● **DATASET EXTRACT**
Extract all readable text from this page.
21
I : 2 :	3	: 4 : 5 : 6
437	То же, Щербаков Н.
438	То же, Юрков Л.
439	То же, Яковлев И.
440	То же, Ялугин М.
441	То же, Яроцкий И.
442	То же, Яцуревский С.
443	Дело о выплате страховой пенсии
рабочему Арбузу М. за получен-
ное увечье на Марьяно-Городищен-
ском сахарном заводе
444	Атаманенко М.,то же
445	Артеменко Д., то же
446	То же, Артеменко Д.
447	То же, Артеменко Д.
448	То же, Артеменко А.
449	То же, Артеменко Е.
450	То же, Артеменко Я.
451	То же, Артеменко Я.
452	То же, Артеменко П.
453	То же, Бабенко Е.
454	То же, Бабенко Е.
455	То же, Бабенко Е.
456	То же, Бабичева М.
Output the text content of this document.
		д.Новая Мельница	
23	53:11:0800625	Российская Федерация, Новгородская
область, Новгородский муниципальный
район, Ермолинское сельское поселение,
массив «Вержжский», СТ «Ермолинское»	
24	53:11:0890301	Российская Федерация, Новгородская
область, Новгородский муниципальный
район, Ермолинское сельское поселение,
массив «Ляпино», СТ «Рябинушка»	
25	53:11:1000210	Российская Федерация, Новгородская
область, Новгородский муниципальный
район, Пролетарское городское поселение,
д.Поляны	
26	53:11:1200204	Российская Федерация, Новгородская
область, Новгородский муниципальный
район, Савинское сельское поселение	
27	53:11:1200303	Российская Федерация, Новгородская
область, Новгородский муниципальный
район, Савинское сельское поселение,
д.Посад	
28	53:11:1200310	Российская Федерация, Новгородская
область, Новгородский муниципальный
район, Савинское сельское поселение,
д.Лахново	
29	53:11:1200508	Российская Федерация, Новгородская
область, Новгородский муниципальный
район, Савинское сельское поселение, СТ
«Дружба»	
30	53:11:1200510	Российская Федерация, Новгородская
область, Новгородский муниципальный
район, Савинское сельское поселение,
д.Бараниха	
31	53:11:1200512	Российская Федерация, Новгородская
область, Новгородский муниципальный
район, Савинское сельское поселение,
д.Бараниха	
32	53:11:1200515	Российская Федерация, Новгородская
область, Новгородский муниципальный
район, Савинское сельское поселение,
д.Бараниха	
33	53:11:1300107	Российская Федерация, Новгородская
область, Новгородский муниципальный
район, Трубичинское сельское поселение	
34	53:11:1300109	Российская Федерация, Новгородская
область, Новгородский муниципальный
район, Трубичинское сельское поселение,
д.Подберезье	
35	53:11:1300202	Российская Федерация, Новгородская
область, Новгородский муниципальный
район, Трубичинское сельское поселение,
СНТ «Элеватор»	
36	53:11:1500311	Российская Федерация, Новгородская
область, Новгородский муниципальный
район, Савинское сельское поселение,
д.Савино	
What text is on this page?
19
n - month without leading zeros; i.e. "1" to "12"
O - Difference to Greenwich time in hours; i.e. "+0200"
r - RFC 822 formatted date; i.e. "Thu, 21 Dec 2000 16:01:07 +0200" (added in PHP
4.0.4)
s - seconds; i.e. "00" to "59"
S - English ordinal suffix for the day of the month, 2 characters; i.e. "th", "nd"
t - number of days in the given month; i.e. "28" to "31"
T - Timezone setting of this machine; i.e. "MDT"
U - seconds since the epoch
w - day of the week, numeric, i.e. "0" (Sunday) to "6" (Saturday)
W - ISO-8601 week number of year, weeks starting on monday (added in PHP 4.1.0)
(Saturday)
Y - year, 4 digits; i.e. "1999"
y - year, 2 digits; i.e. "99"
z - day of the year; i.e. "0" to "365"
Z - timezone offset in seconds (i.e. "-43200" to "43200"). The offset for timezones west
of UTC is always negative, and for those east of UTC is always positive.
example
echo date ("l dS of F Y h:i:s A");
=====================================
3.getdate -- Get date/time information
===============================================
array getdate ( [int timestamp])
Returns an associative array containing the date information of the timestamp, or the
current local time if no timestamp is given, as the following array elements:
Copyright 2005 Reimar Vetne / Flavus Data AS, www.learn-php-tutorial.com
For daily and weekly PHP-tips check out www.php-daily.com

● **WORK TO DO**
Reproduce the entries above in full, verbatim.

● **RESPONSE**
Extract all readable text from this page.
21
I : 2 :	3	: 4 : 5 : 6
437	То же, Щербаков Н.
438	То же, Юрков Л.
439	То же, Яковлев И.
440	То же, Ялугин М.
441	То же, Яроцкий И.
442	То же, Яцуревский С.
443	Дело о выплате страховой пенсии
рабочему Арбузу М. за получен-
ное увечье на Марьяно-Городищен-
ском сахарном заводе
444	Атаманенко М.,то же
445	Артеменко Д., то же
446	То же, Артеменко Д.
447	То же, Артеменко Д.
448	То же, Артеменко А.
449	То же, Артеменко Е.
450	То же, Артеменко Я.
451	То же, Артеменко Я.
452	То же, Артеменко П.
453	То же, Бабенко Е.
454	То же, Бабенко Е.
455	То же, Бабенко Е.
456	То же, Бабичева М.
Output the text content of this document.
		д.Новая Мельница	
23	53:11:0800625	Российская Федерация, Новгородская
область, Новгородский муниципальный
район, Ермолинское сельское поселение,
массив «Вержжский», СТ «Ермолинское»	
24	53:11:0890301	Российская Федерация, Новгородская
область, Новгородский муниципальный
район, Ермолинское сельское поселение,
массив «Ляпино», СТ «Рябинушка»	
25	53:11:1000210	Российская Федерация, Новгородская
область, Новгородский муниципальный
район, Пролетарское городское поселение,
д.Поляны	
26	53:11:1200204	Российская Федерация, Новгородская
область, Новгородский муниципальный
район, Савинское сельское поселение	
27	53:11:1200303	Российская Федерация, Новгородская
область, Новгородский муниципальный
район, Савинское сельское поселение,
д.Посад	
28	53:11:1200310	Российская Федерация, Новгородская
область, Новгородский муниципальный
район, Савинское сельское поселение,
д.Лахново	
29	53:11:1200508	Российская Федерация, Новгородская
область, Новгородский муниципальный
район, Савинское сельское поселение, СТ
«Дружба»	
30	53:11:1200510	Российская Федерация, Новгородская
область, Новгородский муниципальный
район, Савинское сельское поселение,
д.Бараниха	
31	53:11:1200512	Российская Федерация, Новгородская
область, Новгородский муниципальный
район, Савинское сельское поселение,
д.Бараниха	
32	53:11:1200515	Российская Федерация, Новгородская
область, Новгородский муниципальный
район, Савинское сельское поселение,
д.Бараниха	
33	53:11:1300107	Российская Федерация, Новгородская
область, Новгородский муниципальный
район, Трубичинское сельское поселение	
34	53:11:1300109	Российская Федерация, Новгородская
область, Новгородский муниципальный
район, Трубичинское сельское поселение,
д.Подберезье	
35	53:11:1300202	Российская Федерация, Новгородская
область, Новгородский муниципальный
район, Трубичинское сельское поселение,
СНТ «Элеватор»	
36	53:11:1500311	Российская Федерация, Новгородская
область, Новгородский муниципальный
район, Савинское сельское поселение,
д.Савино	
What text is on this page?
19
n - month without leading zeros; i.e. "1" to "12"
O - Difference to Greenwich time in hours; i.e. "+0200"
r - RFC 822 formatted date; i.e. "Thu, 21 Dec 2000 16:01:07 +0200" (added in PHP
4.0.4)
s - seconds; i.e. "00" to "59"
S - English ordinal suffix for the day of the month, 2 characters; i.e. "th", "nd"
t - number of days in the given month; i.e. "28" to "31"
T - Timezone setting of this machine; i.e. "MDT"
U - seconds since the epoch
w - day of the week, numeric, i.e. "0" (Sunday) to "6" (Saturday)
W - ISO-8601 week number of year, weeks starting on monday (added in PHP 4.1.0)
(Saturday)
Y - year, 4 digits; i.e. "1999"
y - year, 2 digits; i.e. "99"
z - day of the year; i.e. "0" to "365"
Z - timezone offset in seconds (i.e. "-43200" to "43200"). The offset for timezones west
of UTC is always negative, and for those east of UTC is always positive.
example
echo date ("l dS of F Y h:i:s A");
=====================================
3.getdate -- Get date/time information
===============================================
array getdate ( [int timestamp])
Returns an associative array containing the date information of the timestamp, or the
current local time if no timestamp is given, as the following array elements:
Copyright 2005 Reimar Vetne / Flavus Data AS, www.learn-php-tutorial.com
For daily and weekly PHP-tips check out www.php-daily.com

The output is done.